** begin **

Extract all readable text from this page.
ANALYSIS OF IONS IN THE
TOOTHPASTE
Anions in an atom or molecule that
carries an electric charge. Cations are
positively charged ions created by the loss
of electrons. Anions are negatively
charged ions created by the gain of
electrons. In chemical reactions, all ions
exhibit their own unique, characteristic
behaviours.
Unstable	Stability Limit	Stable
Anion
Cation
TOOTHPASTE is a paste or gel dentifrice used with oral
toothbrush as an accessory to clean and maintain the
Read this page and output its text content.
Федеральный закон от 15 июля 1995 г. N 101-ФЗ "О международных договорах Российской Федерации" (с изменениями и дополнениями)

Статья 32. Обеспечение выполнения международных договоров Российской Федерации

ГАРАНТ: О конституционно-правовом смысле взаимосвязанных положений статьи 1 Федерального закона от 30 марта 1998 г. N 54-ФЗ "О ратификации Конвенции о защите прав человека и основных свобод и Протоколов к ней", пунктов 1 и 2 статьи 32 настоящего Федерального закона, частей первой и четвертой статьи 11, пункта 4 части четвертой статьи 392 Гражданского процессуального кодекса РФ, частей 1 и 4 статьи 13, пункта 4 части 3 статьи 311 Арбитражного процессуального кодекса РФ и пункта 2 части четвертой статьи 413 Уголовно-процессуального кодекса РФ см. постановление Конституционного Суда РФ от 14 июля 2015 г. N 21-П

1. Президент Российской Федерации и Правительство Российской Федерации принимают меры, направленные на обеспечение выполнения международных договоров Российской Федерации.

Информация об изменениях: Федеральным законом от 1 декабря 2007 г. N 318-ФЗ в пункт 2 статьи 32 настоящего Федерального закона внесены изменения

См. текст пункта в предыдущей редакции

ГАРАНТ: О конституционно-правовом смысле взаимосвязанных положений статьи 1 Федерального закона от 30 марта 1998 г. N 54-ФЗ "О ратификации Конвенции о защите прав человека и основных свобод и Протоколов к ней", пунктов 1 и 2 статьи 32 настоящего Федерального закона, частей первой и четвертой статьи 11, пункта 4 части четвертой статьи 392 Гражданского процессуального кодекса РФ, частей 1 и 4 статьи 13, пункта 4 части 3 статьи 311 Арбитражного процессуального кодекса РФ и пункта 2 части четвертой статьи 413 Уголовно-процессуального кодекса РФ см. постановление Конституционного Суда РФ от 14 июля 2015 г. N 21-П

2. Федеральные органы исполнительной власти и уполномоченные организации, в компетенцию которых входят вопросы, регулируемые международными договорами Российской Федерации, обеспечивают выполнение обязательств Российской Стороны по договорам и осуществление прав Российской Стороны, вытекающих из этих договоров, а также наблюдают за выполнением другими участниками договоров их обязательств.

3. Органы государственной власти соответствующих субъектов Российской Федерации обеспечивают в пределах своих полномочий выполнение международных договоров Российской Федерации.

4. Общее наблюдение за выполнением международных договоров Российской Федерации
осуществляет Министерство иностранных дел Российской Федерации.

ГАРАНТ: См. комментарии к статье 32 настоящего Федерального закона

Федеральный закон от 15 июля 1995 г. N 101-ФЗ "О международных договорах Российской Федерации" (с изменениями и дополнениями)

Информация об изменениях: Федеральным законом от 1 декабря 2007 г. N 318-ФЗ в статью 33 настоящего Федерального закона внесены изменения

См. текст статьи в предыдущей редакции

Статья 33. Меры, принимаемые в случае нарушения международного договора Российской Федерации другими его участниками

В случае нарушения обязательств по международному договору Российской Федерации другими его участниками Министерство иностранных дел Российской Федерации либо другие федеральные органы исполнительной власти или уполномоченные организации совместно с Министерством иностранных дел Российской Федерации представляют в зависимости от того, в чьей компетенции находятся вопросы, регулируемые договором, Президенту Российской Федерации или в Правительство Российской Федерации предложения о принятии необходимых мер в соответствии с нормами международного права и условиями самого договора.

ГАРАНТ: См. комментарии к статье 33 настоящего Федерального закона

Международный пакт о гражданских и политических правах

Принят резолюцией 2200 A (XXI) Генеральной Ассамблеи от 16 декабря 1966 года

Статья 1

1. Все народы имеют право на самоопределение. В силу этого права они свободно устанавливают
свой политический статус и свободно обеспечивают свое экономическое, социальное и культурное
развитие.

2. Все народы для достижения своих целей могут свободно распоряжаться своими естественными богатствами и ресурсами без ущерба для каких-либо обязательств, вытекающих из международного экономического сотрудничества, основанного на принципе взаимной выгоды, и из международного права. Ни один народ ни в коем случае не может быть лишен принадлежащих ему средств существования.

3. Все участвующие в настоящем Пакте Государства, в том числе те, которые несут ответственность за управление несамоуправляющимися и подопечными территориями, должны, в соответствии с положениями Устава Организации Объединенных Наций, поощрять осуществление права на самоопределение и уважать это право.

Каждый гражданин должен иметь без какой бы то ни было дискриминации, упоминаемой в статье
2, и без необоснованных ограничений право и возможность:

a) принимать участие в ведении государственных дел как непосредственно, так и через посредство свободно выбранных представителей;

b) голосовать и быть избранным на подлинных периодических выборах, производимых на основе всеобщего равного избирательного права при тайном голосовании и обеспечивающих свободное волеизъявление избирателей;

** end **

What the task asks: Looking at the listing above, how many of its lines contain the string "Статья"? Give the number alone.

In response: 3